EXERCISE REQUIREMENTS: Using the records below, give the number of lines where the word "trending" appears, with no further output.

───── TASK MATERIAL ─────

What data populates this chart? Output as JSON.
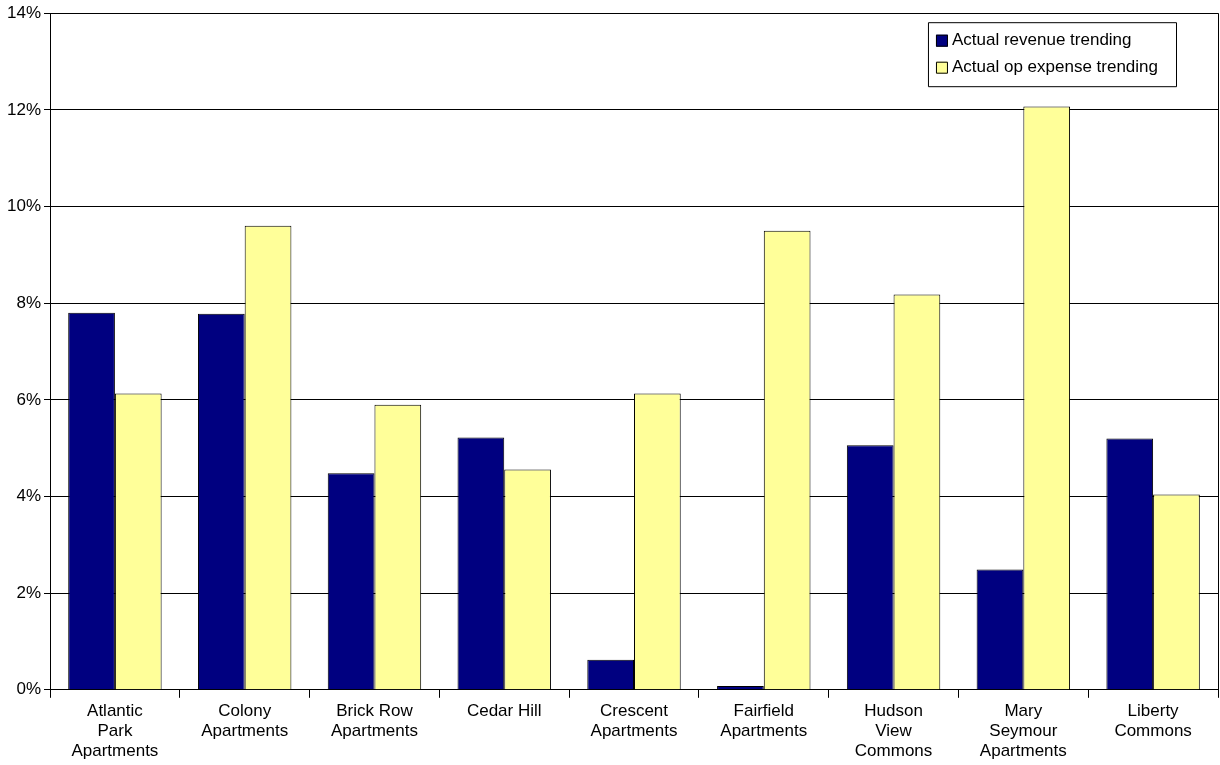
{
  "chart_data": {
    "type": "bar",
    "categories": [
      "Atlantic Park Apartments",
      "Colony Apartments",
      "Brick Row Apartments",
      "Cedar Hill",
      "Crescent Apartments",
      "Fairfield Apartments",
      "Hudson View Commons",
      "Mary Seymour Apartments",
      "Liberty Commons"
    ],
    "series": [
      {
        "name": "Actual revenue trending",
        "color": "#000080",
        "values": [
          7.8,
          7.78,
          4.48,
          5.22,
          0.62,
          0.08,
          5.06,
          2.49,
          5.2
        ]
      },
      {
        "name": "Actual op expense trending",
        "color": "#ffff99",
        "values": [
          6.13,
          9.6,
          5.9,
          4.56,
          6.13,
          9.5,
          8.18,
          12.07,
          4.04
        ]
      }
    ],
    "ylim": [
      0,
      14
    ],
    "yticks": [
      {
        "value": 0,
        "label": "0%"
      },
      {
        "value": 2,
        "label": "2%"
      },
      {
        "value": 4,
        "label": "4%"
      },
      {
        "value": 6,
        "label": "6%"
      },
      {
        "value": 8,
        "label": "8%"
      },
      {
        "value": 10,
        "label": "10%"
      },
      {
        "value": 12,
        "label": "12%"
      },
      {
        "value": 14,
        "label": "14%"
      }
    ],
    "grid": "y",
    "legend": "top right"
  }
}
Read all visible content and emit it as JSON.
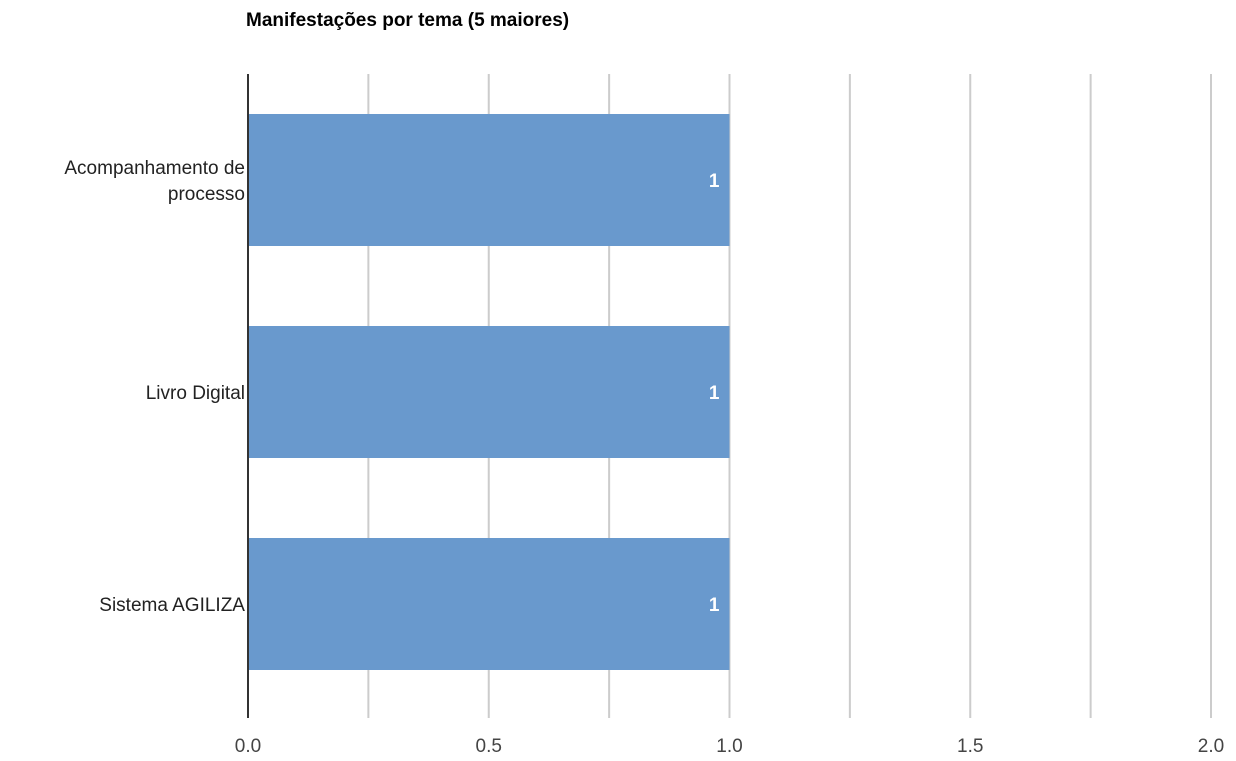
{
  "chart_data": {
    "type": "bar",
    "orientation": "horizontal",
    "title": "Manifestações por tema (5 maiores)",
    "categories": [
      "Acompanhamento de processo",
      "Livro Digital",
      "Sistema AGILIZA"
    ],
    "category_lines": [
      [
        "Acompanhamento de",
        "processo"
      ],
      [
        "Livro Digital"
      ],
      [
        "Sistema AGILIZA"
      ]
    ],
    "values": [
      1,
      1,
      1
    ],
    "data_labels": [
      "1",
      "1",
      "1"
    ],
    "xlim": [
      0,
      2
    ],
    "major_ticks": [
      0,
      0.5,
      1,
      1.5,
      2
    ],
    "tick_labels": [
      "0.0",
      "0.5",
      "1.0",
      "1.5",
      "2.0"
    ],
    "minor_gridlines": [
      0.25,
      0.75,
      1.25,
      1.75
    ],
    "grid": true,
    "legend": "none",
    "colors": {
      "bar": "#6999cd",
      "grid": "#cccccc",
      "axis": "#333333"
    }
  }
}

─────
───── TASK MATERIAL ─────

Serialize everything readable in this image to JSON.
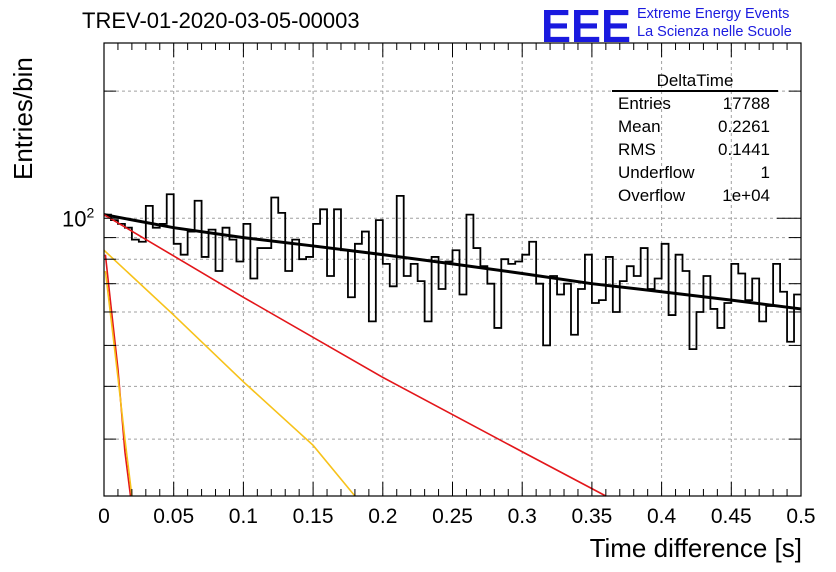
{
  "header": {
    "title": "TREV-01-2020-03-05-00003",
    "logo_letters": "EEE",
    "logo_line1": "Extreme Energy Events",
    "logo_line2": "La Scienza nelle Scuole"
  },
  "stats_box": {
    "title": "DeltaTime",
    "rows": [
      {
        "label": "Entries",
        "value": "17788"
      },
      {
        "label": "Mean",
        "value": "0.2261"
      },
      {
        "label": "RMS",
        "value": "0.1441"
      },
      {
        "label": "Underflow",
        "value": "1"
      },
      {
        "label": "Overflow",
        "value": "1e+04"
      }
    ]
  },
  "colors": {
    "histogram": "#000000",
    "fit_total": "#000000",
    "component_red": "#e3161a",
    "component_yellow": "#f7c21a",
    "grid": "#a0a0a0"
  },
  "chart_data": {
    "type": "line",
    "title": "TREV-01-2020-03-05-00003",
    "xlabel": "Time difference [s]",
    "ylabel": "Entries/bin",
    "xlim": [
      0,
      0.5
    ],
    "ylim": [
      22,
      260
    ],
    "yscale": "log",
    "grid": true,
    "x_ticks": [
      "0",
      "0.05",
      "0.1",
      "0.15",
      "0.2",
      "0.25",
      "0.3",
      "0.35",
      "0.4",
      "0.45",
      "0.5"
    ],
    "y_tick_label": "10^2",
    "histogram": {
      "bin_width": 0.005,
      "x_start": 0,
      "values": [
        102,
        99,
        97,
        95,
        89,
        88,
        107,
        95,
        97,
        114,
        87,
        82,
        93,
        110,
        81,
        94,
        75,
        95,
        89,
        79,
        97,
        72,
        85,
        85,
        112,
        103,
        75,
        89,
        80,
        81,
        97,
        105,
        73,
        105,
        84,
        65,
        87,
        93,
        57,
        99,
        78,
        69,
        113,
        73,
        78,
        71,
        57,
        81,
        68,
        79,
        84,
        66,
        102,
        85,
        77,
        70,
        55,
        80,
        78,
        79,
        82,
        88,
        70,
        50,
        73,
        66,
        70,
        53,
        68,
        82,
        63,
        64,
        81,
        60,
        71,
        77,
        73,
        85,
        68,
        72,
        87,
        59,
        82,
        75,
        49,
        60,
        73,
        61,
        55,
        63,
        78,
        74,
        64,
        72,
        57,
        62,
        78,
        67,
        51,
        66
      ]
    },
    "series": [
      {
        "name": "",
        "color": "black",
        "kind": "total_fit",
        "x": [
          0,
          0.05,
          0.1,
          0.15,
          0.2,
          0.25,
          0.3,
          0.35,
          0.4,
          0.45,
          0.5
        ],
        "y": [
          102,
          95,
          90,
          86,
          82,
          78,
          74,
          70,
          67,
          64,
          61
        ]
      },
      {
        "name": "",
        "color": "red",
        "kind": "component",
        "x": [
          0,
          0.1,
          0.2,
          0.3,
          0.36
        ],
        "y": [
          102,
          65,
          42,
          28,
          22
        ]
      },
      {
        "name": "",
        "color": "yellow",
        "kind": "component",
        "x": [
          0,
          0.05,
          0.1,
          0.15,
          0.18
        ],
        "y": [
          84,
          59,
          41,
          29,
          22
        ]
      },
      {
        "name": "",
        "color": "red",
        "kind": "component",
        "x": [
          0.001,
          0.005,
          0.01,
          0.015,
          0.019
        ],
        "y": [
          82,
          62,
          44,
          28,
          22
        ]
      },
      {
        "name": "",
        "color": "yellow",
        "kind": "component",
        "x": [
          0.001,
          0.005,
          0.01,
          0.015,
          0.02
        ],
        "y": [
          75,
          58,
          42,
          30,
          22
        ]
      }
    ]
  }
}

─────

OUTPUT BELOW: 2